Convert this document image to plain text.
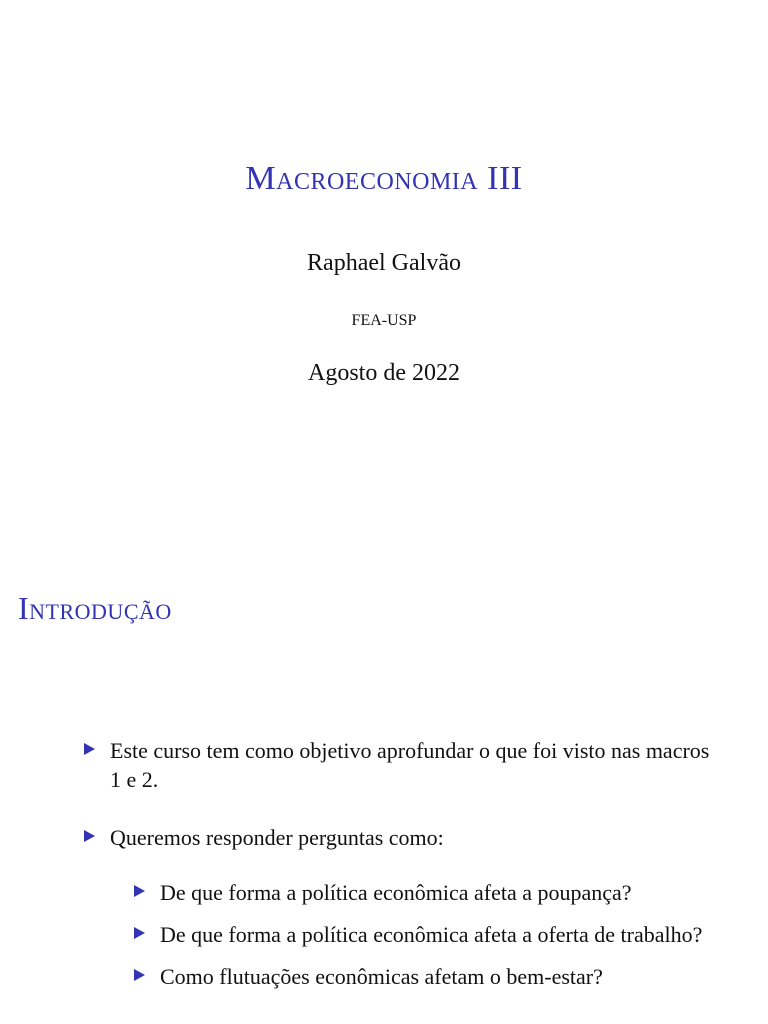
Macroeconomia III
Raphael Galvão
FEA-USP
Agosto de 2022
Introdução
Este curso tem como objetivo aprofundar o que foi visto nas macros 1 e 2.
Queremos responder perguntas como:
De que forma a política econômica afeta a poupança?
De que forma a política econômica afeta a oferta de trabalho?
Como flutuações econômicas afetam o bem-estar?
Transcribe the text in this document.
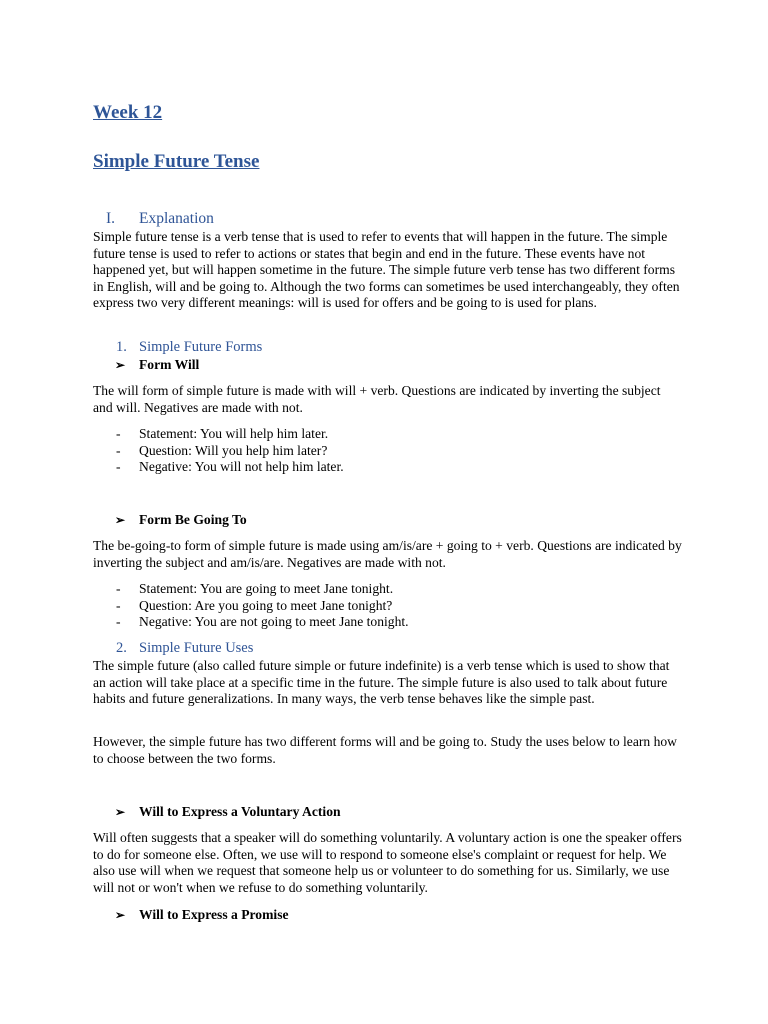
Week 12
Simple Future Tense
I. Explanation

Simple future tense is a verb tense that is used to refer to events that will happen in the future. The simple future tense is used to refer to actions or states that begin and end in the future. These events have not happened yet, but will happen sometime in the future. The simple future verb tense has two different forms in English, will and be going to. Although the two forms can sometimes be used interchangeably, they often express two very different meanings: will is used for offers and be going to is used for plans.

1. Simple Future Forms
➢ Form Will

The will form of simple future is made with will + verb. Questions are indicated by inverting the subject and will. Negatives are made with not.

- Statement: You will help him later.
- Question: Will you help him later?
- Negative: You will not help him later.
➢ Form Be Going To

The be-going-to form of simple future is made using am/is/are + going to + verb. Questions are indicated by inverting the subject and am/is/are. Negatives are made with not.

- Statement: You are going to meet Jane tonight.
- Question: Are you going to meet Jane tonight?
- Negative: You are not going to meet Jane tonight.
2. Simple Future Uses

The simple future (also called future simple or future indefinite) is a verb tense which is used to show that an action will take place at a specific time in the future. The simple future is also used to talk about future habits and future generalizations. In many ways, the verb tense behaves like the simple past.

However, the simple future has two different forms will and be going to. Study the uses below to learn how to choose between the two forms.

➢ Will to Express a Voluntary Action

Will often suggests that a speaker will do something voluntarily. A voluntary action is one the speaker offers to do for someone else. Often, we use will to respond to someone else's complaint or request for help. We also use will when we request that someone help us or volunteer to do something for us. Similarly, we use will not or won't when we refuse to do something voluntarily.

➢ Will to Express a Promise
━━━━━━━━━━
● **Given exercise**: Report only how many lines in the listing contain the string "Jane".

● **Solution for this exercise**: 3